> _Your goal_:
Search the records below for the word "trực" and show every line where it occurs.

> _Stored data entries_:
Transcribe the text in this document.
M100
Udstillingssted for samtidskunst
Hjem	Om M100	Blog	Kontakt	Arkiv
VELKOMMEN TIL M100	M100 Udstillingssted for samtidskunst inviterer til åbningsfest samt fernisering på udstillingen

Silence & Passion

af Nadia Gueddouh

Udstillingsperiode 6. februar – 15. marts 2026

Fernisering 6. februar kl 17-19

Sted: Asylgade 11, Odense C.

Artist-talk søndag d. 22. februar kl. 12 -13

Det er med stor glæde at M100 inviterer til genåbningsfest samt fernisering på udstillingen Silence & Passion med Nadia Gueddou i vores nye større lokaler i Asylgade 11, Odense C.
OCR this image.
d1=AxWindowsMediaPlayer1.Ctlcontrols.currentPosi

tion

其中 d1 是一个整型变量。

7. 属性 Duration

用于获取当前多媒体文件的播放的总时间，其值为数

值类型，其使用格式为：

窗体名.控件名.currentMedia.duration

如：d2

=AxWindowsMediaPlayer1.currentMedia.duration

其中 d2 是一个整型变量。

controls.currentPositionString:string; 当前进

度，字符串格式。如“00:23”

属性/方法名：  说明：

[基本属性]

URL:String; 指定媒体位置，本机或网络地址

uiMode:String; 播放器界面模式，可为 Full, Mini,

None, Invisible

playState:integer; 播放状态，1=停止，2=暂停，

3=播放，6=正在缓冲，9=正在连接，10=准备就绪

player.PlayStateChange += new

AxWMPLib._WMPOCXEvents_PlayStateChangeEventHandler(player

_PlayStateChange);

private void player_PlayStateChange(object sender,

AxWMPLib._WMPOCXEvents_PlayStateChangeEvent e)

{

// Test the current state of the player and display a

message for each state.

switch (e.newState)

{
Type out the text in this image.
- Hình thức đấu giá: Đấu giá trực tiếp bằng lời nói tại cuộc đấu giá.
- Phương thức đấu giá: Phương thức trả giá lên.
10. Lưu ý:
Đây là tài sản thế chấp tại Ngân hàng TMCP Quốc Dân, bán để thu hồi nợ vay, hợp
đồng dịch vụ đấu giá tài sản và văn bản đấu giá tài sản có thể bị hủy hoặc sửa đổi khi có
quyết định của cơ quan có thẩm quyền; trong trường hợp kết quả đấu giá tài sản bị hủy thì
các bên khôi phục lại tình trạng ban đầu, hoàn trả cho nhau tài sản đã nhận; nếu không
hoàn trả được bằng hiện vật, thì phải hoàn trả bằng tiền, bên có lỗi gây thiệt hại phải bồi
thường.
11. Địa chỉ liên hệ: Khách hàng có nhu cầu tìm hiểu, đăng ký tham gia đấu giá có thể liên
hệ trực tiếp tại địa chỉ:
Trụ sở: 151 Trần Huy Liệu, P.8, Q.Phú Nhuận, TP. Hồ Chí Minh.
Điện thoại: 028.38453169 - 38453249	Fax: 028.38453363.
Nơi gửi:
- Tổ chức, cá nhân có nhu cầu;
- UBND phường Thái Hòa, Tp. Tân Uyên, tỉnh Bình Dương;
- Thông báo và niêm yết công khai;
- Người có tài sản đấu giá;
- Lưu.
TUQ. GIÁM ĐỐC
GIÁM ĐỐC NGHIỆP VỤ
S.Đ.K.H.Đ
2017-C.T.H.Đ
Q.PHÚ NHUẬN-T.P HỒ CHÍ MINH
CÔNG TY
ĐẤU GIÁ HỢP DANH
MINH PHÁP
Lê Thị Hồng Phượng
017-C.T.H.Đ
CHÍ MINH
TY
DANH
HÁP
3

> _Answer to the task_:
- Hình thức đấu giá: Đấu giá trực tiếp bằng lời nói tại cuộc đấu giá.
hệ trực tiếp tại địa chỉ:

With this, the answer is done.